▶ [Your goal]:
Each entry must be reproduced precisely as it stands.

▶ [Records shown]:

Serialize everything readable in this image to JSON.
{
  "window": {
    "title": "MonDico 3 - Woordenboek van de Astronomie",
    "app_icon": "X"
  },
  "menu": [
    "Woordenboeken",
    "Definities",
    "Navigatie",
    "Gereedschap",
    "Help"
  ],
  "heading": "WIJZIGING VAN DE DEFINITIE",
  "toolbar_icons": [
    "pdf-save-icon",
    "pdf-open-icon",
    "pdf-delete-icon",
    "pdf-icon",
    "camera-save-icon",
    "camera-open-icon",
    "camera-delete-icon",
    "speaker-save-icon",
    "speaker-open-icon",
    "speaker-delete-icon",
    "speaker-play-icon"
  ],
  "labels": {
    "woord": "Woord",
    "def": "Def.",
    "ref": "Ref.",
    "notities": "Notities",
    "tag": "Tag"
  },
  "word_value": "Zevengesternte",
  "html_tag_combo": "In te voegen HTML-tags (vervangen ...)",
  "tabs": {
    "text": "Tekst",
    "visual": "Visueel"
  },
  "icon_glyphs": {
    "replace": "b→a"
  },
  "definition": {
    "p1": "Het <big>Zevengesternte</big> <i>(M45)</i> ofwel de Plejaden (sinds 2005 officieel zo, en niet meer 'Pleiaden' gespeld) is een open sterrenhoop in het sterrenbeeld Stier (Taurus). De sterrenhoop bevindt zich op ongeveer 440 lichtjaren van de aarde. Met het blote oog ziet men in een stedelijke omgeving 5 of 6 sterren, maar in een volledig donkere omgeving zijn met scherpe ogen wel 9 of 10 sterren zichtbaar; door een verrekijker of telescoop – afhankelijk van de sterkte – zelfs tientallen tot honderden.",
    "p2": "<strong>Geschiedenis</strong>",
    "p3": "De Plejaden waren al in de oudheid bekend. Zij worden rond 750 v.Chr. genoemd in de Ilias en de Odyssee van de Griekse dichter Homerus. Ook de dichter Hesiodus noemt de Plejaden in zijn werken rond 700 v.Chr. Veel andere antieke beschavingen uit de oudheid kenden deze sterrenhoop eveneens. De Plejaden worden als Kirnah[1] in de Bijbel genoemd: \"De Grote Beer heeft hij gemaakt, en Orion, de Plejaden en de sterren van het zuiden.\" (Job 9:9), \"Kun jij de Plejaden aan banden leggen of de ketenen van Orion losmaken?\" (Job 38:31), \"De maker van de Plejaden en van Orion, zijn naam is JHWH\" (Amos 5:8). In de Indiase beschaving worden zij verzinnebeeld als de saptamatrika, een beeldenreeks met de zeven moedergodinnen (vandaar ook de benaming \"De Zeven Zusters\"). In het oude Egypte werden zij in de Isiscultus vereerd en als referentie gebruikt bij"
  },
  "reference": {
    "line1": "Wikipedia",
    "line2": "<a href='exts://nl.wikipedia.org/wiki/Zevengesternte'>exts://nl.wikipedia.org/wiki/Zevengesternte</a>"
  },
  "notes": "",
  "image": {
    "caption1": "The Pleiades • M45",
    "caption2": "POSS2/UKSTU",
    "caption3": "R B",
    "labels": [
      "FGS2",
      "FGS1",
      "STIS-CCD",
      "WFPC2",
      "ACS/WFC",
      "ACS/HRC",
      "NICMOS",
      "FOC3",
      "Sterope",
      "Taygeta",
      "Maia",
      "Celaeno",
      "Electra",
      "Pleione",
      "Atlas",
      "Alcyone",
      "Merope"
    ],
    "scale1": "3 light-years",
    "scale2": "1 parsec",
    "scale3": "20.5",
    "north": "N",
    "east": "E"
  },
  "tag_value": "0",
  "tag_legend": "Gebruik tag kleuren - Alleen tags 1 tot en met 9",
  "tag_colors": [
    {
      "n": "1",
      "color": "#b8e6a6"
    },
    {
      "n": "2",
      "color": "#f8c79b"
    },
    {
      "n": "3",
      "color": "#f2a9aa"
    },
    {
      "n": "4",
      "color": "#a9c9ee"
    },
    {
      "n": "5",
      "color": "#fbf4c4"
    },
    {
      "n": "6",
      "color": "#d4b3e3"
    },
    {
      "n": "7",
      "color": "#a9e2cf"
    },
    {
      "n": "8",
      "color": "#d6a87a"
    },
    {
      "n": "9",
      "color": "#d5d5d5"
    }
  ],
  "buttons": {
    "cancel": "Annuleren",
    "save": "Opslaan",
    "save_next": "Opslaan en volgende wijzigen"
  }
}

▶ [Exercise answer]:
Serialize everything readable in this image to JSON.
{
  "window": {
    "title": "MonDico 3 - Woordenboek van de Astronomie",
    "app_icon": "X"
  },
  "menu": [
    "Woordenboeken",
    "Definities",
    "Navigatie",
    "Gereedschap",
    "Help"
  ],
  "heading": "WIJZIGING VAN DE DEFINITIE",
  "toolbar_icons": [
    "pdf-save-icon",
    "pdf-open-icon",
    "pdf-delete-icon",
    "pdf-icon",
    "camera-save-icon",
    "camera-open-icon",
    "camera-delete-icon",
    "speaker-save-icon",
    "speaker-open-icon",
    "speaker-delete-icon",
    "speaker-play-icon"
  ],
  "labels": {
    "woord": "Woord",
    "def": "Def.",
    "ref": "Ref.",
    "notities": "Notities",
    "tag": "Tag"
  },
  "word_value": "Zevengesternte",
  "html_tag_combo": "In te voegen HTML-tags (vervangen ...)",
  "tabs": {
    "text": "Tekst",
    "visual": "Visueel"
  },
  "icon_glyphs": {
    "replace": "b→a"
  },
  "definition": {
    "p1": "Het <big>Zevengesternte</big> <i>(M45)</i> ofwel de Plejaden (sinds 2005 officieel zo, en niet meer 'Pleiaden' gespeld) is een open sterrenhoop in het sterrenbeeld Stier (Taurus). De sterrenhoop bevindt zich op ongeveer 440 lichtjaren van de aarde. Met het blote oog ziet men in een stedelijke omgeving 5 of 6 sterren, maar in een volledig donkere omgeving zijn met scherpe ogen wel 9 of 10 sterren zichtbaar; door een verrekijker of telescoop – afhankelijk van de sterkte – zelfs tientallen tot honderden.",
    "p2": "<strong>Geschiedenis</strong>",
    "p3": "De Plejaden waren al in de oudheid bekend. Zij worden rond 750 v.Chr. genoemd in de Ilias en de Odyssee van de Griekse dichter Homerus. Ook de dichter Hesiodus noemt de Plejaden in zijn werken rond 700 v.Chr. Veel andere antieke beschavingen uit de oudheid kenden deze sterrenhoop eveneens. De Plejaden worden als Kirnah[1] in de Bijbel genoemd: \"De Grote Beer heeft hij gemaakt, en Orion, de Plejaden en de sterren van het zuiden.\" (Job 9:9), \"Kun jij de Plejaden aan banden leggen of de ketenen van Orion losmaken?\" (Job 38:31), \"De maker van de Plejaden en van Orion, zijn naam is JHWH\" (Amos 5:8). In de Indiase beschaving worden zij verzinnebeeld als de saptamatrika, een beeldenreeks met de zeven moedergodinnen (vandaar ook de benaming \"De Zeven Zusters\"). In het oude Egypte werden zij in de Isiscultus vereerd en als referentie gebruikt bij"
  },
  "reference": {
    "line1": "Wikipedia",
    "line2": "<a href='exts://nl.wikipedia.org/wiki/Zevengesternte'>exts://nl.wikipedia.org/wiki/Zevengesternte</a>"
  },
  "notes": "",
  "image": {
    "caption1": "The Pleiades • M45",
    "caption2": "POSS2/UKSTU",
    "caption3": "R B",
    "labels": [
      "FGS2",
      "FGS1",
      "STIS-CCD",
      "WFPC2",
      "ACS/WFC",
      "ACS/HRC",
      "NICMOS",
      "FOC3",
      "Sterope",
      "Taygeta",
      "Maia",
      "Celaeno",
      "Electra",
      "Pleione",
      "Atlas",
      "Alcyone",
      "Merope"
    ],
    "scale1": "3 light-years",
    "scale2": "1 parsec",
    "scale3": "20.5",
    "north": "N",
    "east": "E"
  },
  "tag_value": "0",
  "tag_legend": "Gebruik tag kleuren - Alleen tags 1 tot en met 9",
  "tag_colors": [
    {
      "n": "1",
      "color": "#b8e6a6"
    },
    {
      "n": "2",
      "color": "#f8c79b"
    },
    {
      "n": "3",
      "color": "#f2a9aa"
    },
    {
      "n": "4",
      "color": "#a9c9ee"
    },
    {
      "n": "5",
      "color": "#fbf4c4"
    },
    {
      "n": "6",
      "color": "#d4b3e3"
    },
    {
      "n": "7",
      "color": "#a9e2cf"
    },
    {
      "n": "8",
      "color": "#d6a87a"
    },
    {
      "n": "9",
      "color": "#d5d5d5"
    }
  ],
  "buttons": {
    "cancel": "Annuleren",
    "save": "Opslaan",
    "save_next": "Opslaan en volgende wijzigen"
  }
}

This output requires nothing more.